- Aim of the exercise -
Give these lines as a JSON list of strings, one string for each line and blank lines omitted, covering all of the items.

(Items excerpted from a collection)
◆ ◆ ◆ ◆ ◆

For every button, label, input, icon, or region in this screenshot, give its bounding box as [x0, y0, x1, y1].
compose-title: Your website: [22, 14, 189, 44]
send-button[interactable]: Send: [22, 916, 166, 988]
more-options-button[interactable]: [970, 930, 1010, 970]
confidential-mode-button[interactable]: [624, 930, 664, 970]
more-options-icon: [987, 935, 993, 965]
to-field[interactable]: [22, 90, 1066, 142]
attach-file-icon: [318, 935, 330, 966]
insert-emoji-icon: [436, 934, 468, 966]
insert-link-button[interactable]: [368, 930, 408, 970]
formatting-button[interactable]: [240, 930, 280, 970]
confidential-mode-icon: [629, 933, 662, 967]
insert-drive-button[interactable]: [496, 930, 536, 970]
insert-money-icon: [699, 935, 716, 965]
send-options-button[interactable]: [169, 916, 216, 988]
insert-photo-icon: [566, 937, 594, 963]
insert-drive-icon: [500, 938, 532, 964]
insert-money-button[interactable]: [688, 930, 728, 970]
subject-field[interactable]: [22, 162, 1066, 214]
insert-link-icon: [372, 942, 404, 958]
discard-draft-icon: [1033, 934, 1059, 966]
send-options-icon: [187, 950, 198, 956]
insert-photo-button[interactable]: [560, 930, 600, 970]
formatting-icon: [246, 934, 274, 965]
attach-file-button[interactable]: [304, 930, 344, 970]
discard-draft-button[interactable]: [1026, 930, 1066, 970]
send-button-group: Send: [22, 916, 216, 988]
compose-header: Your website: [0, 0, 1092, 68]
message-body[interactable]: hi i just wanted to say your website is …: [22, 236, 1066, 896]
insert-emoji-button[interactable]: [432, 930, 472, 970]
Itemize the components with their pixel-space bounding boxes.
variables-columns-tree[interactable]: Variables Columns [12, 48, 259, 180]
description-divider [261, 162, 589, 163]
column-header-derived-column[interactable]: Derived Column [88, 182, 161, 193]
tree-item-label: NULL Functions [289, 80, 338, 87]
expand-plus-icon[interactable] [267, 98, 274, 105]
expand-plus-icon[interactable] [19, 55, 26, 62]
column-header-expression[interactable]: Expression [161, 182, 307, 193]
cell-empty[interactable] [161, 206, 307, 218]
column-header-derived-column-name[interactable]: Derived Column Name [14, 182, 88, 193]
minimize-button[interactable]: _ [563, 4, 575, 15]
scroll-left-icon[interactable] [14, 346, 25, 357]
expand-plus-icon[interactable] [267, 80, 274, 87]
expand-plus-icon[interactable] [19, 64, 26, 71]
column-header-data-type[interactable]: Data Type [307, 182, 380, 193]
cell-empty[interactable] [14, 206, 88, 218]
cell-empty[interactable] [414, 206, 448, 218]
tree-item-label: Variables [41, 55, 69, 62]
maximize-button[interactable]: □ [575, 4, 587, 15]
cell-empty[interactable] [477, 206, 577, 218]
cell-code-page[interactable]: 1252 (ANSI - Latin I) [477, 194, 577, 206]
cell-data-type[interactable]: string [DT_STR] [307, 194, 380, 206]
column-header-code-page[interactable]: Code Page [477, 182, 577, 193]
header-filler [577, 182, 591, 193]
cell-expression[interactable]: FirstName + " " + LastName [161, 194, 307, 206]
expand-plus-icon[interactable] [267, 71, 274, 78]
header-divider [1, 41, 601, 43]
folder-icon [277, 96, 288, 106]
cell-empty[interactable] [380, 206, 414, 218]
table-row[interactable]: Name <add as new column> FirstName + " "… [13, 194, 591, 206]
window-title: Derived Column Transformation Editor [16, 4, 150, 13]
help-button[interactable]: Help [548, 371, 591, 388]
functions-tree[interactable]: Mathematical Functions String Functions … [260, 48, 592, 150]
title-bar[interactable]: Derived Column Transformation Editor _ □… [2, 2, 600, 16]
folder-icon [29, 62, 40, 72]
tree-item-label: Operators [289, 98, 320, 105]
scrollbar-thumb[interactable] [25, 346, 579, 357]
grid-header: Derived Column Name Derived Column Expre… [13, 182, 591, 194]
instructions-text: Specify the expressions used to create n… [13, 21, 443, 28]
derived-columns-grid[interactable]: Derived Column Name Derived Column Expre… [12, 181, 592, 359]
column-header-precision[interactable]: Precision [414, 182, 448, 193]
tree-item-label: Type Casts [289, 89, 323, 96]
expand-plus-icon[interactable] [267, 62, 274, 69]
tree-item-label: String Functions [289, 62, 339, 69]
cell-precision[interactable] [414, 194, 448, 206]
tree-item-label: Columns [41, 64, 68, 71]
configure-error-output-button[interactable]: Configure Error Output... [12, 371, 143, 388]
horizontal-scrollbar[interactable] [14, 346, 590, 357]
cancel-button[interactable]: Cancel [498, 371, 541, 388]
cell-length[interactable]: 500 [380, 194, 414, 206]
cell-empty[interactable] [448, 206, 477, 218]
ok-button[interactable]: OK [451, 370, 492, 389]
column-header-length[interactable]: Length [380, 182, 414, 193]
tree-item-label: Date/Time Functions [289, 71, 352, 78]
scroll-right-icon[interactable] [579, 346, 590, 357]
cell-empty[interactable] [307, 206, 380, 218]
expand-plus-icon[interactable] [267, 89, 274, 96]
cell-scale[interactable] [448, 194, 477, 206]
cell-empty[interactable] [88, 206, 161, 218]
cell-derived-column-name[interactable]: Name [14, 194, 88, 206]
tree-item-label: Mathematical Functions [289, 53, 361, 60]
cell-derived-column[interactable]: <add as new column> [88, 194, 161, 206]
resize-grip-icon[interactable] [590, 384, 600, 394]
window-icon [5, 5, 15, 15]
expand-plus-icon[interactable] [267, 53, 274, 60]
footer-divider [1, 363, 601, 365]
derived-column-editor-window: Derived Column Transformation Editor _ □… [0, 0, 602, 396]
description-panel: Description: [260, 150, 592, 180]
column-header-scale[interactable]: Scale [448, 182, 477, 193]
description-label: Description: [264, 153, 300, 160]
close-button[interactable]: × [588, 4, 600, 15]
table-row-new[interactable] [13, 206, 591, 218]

◆ ◆ ◆ ◆ ◆

- Answer to the task -
[
  "For every button, label, input, icon, or region in this screenshot, give its bounding box as [x0, y0, x1, y1].",
  "compose-title: Your website: [22, 14, 189, 44]",
  "send-button[interactable]: Send: [22, 916, 166, 988]",
  "more-options-button[interactable]: [970, 930, 1010, 970]",
  "confidential-mode-button[interactable]: [624, 930, 664, 970]",
  "more-options-icon: [987, 935, 993, 965]",
  "to-field[interactable]: [22, 90, 1066, 142]",
  "attach-file-icon: [318, 935, 330, 966]",
  "insert-emoji-icon: [436, 934, 468, 966]",
  "insert-link-button[interactable]: [368, 930, 408, 970]",
  "formatting-button[interactable]: [240, 930, 280, 970]",
  "confidential-mode-icon: [629, 933, 662, 967]",
  "insert-drive-button[interactable]: [496, 930, 536, 970]",
  "insert-money-icon: [699, 935, 716, 965]",
  "send-options-button[interactable]: [169, 916, 216, 988]",
  "insert-photo-icon: [566, 937, 594, 963]",
  "insert-drive-icon: [500, 938, 532, 964]",
  "insert-money-button[interactable]: [688, 930, 728, 970]",
  "subject-field[interactable]: [22, 162, 1066, 214]",
  "insert-link-icon: [372, 942, 404, 958]",
  "discard-draft-icon: [1033, 934, 1059, 966]",
  "send-options-icon: [187, 950, 198, 956]",
  "insert-photo-button[interactable]: [560, 930, 600, 970]",
  "formatting-icon: [246, 934, 274, 965]",
  "attach-file-button[interactable]: [304, 930, 344, 970]",
  "discard-draft-button[interactable]: [1026, 930, 1066, 970]",
  "send-button-group: Send: [22, 916, 216, 988]",
  "compose-header: Your website: [0, 0, 1092, 68]",
  "message-body[interactable]: hi i just wanted to say your website is …: [22, 236, 1066, 896]",
  "insert-emoji-button[interactable]: [432, 930, 472, 970]",
  "Itemize the components with their pixel-space bounding boxes.",
  "variables-columns-tree[interactable]: Variables Columns [12, 48, 259, 180]",
  "description-divider [261, 162, 589, 163]",
  "column-header-derived-column[interactable]: Derived Column [88, 182, 161, 193]",
  "tree-item-label: NULL Functions [289, 80, 338, 87]",
  "expand-plus-icon[interactable] [267, 98, 274, 105]",
  "expand-plus-icon[interactable] [19, 55, 26, 62]",
  "column-header-expression[interactable]: Expression [161, 182, 307, 193]",
  "cell-empty[interactable] [161, 206, 307, 218]",
  "column-header-derived-column-name[interactable]: Derived Column Name [14, 182, 88, 193]",
  "minimize-button[interactable]: _ [563, 4, 575, 15]",
  "scroll-left-icon[interactable] [14, 346, 25, 357]",
  "expand-plus-icon[interactable] [267, 80, 274, 87]",
  "expand-plus-icon[interactable] [19, 64, 26, 71]",
  "column-header-data-type[interactable]: Data Type [307, 182, 380, 193]",
  "cell-empty[interactable] [14, 206, 88, 218]",
  "cell-empty[interactable] [414, 206, 448, 218]",
  "tree-item-label: Variables [41, 55, 69, 62]",
  "maximize-button[interactable]: □ [575, 4, 587, 15]",
  "cell-empty[interactable] [477, 206, 577, 218]",
  "cell-code-page[interactable]: 1252 (ANSI - Latin I) [477, 194, 577, 206]",
  "cell-data-type[interactable]: string [DT_STR] [307, 194, 380, 206]",
  "column-header-code-page[interactable]: Code Page [477, 182, 577, 193]",
  "header-filler [577, 182, 591, 193]",
  "cell-expression[interactable]: FirstName + \" \" + LastName [161, 194, 307, 206]",
  "expand-plus-icon[interactable] [267, 71, 274, 78]",
  "header-divider [1, 41, 601, 43]",
  "folder-icon [277, 96, 288, 106]",
  "cell-empty[interactable] [380, 206, 414, 218]",
  "table-row[interactable]: Name <add as new column> FirstName + \" \"… [13, 194, 591, 206]",
  "window-title: Derived Column Transformation Editor [16, 4, 150, 13]",
  "help-button[interactable]: Help [548, 371, 591, 388]",
  "functions-tree[interactable]: Mathematical Functions String Functions … [260, 48, 592, 150]",
  "title-bar[interactable]: Derived Column Transformation Editor _ □… [2, 2, 600, 16]",
  "folder-icon [29, 62, 40, 72]",
  "tree-item-label: Operators [289, 98, 320, 105]",
  "scrollbar-thumb[interactable] [25, 346, 579, 357]",
  "grid-header: Derived Column Name Derived Column Expre… [13, 182, 591, 194]",
  "instructions-text: Specify the expressions used to create n… [13, 21, 443, 28]",
  "derived-columns-grid[interactable]: Derived Column Name Derived Column Expre… [12, 181, 592, 359]",
  "column-header-precision[interactable]: Precision [414, 182, 448, 193]",
  "tree-item-label: Type Casts [289, 89, 323, 96]",
  "expand-plus-icon[interactable] [267, 62, 274, 69]",
  "tree-item-label: String Functions [289, 62, 339, 69]",
  "cell-precision[interactable] [414, 194, 448, 206]",
  "tree-item-label: Columns [41, 64, 68, 71]",
  "configure-error-output-button[interactable]: Configure Error Output... [12, 371, 143, 388]",
  "horizontal-scrollbar[interactable] [14, 346, 590, 357]",
  "cancel-button[interactable]: Cancel [498, 371, 541, 388]",
  "cell-length[interactable]: 500 [380, 194, 414, 206]",
  "cell-empty[interactable] [448, 206, 477, 218]",
  "ok-button[interactable]: OK [451, 370, 492, 389]",
  "column-header-length[interactable]: Length [380, 182, 414, 193]",
  "tree-item-label: Date/Time Functions [289, 71, 352, 78]",
  "scroll-right-icon[interactable] [579, 346, 590, 357]",
  "cell-empty[interactable] [307, 206, 380, 218]",
  "expand-plus-icon[interactable] [267, 89, 274, 96]",
  "cell-scale[interactable] [448, 194, 477, 206]",
  "cell-empty[interactable] [88, 206, 161, 218]",
  "cell-derived-column-name[interactable]: Name [14, 194, 88, 206]",
  "tree-item-label: Mathematical Functions [289, 53, 361, 60]",
  "cell-derived-column[interactable]: <add as new column> [88, 194, 161, 206]",
  "resize-grip-icon[interactable] [590, 384, 600, 394]",
  "window-icon [5, 5, 15, 15]",
  "expand-plus-icon[interactable] [267, 53, 274, 60]",
  "footer-divider [1, 363, 601, 365]",
  "derived-column-editor-window: Derived Column Transformation Editor _ □… [0, 0, 602, 396]",
  "description-panel: Description: [260, 150, 592, 180]",
  "column-header-scale[interactable]: Scale [448, 182, 477, 193]",
  "description-label: Description: [264, 153, 300, 160]",
  "close-button[interactable]: × [588, 4, 600, 15]",
  "table-row-new[interactable] [13, 206, 591, 218]"
]